▶ What you need to do: Find the string "model" in the data, then copy every line where it is found.

▶ Information provided:
## begin

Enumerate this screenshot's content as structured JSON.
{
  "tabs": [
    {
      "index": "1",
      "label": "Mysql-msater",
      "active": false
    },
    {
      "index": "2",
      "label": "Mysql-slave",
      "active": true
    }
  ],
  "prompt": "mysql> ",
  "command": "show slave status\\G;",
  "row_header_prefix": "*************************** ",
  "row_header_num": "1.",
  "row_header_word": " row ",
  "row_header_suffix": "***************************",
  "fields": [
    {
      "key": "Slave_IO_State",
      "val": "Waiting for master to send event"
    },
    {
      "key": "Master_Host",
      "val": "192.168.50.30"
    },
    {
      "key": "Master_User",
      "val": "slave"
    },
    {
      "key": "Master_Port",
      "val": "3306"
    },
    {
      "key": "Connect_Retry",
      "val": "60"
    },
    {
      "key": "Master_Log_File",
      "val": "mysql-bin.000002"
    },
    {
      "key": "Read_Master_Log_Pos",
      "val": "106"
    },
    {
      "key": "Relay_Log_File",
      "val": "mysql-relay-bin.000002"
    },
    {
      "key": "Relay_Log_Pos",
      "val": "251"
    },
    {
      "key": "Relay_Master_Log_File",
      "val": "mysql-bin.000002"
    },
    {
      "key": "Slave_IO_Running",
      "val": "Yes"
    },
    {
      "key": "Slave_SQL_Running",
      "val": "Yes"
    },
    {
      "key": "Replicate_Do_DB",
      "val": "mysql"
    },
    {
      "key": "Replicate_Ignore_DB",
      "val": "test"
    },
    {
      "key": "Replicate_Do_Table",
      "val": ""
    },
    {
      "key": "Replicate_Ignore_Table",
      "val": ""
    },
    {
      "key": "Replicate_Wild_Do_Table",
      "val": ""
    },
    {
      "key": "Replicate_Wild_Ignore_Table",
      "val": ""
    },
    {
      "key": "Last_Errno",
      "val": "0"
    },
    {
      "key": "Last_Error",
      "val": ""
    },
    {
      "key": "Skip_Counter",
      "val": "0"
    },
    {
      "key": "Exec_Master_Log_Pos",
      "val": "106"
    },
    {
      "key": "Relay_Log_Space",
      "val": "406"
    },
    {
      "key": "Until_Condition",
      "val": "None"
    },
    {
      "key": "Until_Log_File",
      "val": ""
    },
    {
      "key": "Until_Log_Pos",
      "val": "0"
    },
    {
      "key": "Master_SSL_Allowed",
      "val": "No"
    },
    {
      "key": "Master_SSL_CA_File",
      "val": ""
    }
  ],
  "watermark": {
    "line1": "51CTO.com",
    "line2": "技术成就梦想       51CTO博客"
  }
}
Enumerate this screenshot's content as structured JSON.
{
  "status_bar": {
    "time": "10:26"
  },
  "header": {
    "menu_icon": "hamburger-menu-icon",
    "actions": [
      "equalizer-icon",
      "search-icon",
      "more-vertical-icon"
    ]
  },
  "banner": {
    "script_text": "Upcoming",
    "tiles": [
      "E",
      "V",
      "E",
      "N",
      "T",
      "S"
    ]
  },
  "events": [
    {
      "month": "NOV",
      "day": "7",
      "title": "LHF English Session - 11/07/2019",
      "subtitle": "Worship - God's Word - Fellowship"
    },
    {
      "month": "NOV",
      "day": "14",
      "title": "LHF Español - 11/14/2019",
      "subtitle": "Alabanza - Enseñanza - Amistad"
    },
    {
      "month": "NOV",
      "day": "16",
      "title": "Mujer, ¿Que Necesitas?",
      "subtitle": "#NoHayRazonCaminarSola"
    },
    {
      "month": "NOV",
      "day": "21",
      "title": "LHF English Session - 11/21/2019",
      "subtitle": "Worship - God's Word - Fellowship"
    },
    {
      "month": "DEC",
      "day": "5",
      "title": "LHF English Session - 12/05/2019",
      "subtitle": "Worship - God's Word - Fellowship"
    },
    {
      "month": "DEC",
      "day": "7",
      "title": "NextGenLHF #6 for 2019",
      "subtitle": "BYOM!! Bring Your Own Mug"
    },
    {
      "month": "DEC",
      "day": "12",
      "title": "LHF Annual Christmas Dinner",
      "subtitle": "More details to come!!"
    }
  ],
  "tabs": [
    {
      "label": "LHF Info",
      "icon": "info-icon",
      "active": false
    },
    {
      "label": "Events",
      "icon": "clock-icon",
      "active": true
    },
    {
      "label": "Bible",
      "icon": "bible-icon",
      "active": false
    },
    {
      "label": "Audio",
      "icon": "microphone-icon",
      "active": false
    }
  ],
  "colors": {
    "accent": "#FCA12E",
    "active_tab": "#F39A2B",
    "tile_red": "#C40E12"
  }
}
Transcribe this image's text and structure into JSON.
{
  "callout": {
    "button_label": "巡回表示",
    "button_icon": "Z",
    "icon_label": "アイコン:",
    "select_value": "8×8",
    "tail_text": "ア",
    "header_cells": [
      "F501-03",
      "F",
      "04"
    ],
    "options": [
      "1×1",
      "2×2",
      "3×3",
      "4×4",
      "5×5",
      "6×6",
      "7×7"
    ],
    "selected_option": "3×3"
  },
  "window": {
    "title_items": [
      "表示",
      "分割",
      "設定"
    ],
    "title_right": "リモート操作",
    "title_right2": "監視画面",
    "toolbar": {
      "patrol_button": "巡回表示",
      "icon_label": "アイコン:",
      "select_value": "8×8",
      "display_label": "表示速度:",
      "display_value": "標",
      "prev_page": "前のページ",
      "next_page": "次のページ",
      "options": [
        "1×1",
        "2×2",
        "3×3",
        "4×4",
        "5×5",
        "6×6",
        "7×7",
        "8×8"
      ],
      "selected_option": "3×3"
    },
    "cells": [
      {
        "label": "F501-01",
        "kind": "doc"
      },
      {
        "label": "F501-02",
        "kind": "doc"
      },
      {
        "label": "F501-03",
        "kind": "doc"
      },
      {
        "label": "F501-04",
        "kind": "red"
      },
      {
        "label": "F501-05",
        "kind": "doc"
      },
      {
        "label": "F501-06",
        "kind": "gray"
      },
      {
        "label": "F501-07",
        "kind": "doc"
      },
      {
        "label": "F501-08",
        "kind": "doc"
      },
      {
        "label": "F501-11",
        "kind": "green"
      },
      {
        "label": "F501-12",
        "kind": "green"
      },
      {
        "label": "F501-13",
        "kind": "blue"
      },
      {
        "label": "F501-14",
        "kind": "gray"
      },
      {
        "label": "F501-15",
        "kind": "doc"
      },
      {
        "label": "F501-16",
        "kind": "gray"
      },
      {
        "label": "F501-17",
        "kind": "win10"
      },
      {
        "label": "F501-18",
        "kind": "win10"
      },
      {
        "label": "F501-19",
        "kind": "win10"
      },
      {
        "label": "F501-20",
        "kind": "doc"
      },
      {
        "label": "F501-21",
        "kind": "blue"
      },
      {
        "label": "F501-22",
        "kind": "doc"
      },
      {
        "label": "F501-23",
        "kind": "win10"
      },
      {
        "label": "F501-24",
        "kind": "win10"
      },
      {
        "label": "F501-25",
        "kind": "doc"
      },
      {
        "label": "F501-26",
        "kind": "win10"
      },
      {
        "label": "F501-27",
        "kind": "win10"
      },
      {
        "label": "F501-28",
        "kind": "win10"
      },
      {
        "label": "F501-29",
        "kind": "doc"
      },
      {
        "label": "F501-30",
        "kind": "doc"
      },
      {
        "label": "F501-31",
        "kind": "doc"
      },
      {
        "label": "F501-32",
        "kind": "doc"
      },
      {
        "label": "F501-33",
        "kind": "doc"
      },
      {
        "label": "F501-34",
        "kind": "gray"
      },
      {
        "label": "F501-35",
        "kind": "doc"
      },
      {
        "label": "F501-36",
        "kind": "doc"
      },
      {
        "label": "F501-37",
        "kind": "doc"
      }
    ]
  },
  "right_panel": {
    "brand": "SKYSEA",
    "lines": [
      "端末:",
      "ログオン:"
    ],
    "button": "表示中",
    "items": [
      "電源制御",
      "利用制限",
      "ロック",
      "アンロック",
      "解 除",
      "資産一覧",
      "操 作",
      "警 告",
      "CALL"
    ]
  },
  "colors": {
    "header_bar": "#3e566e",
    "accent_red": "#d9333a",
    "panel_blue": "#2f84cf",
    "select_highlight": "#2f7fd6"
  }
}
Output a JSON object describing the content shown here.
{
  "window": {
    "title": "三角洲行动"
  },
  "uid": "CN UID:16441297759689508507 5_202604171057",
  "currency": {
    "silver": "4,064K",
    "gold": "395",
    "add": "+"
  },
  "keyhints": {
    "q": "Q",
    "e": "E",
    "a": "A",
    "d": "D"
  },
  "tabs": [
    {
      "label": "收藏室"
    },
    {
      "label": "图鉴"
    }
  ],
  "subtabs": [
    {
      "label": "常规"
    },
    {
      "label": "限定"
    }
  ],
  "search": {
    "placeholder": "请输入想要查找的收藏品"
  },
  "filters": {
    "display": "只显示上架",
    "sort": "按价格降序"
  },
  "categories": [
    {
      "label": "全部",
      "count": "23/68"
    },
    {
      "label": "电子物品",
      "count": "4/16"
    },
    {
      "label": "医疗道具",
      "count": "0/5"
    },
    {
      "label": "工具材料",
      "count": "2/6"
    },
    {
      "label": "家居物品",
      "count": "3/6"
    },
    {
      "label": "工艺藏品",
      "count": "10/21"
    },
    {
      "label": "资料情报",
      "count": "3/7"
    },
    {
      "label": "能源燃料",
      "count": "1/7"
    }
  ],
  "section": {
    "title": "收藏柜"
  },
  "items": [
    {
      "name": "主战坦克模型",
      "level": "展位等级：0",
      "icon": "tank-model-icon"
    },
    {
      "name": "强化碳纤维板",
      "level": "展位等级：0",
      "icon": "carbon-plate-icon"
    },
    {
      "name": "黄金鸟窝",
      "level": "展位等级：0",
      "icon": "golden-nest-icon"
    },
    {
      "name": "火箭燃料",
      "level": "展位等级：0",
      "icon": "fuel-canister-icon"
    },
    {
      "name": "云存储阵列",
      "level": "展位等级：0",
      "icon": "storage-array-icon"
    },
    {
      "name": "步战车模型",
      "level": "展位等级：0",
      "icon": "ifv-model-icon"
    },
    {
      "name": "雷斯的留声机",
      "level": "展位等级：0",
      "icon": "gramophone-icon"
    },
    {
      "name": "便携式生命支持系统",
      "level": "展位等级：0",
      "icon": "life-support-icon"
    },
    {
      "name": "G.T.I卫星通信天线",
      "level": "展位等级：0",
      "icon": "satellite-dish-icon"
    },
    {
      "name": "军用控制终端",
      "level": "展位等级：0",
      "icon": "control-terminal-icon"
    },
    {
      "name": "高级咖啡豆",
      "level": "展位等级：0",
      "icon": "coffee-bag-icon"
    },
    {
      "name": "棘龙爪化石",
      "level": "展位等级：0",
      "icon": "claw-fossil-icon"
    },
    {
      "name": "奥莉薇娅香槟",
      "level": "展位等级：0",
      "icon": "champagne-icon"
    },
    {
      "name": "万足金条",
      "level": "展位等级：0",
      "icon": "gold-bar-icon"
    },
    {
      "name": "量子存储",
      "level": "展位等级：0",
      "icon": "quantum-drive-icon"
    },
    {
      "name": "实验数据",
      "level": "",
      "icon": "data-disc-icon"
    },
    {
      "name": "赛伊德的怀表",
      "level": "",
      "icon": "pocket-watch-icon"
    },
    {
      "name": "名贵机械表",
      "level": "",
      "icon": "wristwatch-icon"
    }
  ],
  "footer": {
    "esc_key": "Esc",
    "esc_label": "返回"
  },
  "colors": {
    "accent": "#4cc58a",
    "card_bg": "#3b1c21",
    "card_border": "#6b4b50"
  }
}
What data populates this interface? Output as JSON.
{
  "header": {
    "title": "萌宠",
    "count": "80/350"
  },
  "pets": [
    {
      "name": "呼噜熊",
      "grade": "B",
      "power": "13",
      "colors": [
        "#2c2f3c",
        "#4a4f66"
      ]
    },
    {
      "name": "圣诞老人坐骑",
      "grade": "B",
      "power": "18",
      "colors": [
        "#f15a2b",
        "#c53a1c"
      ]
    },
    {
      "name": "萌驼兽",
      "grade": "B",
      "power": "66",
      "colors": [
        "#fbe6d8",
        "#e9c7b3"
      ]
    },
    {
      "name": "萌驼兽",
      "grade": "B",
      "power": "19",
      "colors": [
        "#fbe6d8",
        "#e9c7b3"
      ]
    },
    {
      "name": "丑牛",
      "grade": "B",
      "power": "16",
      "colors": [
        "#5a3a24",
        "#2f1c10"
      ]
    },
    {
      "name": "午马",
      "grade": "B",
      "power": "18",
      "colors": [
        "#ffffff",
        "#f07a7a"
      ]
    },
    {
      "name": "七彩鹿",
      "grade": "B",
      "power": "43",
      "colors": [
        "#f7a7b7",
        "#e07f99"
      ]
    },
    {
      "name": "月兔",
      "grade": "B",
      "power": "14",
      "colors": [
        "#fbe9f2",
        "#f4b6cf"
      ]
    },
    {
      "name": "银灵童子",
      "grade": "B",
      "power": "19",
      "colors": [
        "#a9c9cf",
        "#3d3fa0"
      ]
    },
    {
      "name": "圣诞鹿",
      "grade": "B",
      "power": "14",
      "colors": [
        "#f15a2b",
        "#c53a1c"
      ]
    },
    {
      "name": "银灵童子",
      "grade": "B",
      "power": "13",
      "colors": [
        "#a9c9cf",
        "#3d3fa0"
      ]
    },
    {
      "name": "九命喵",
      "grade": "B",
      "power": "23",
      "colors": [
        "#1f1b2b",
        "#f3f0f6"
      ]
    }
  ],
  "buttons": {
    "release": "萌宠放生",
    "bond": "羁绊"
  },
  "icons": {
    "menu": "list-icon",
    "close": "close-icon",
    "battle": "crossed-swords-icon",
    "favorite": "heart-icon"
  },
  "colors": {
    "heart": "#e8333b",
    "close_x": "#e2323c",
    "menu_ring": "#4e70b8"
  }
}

## end

▶ Exercise result:
      "icon": "tank-model-icon"
      "icon": "ifv-model-icon"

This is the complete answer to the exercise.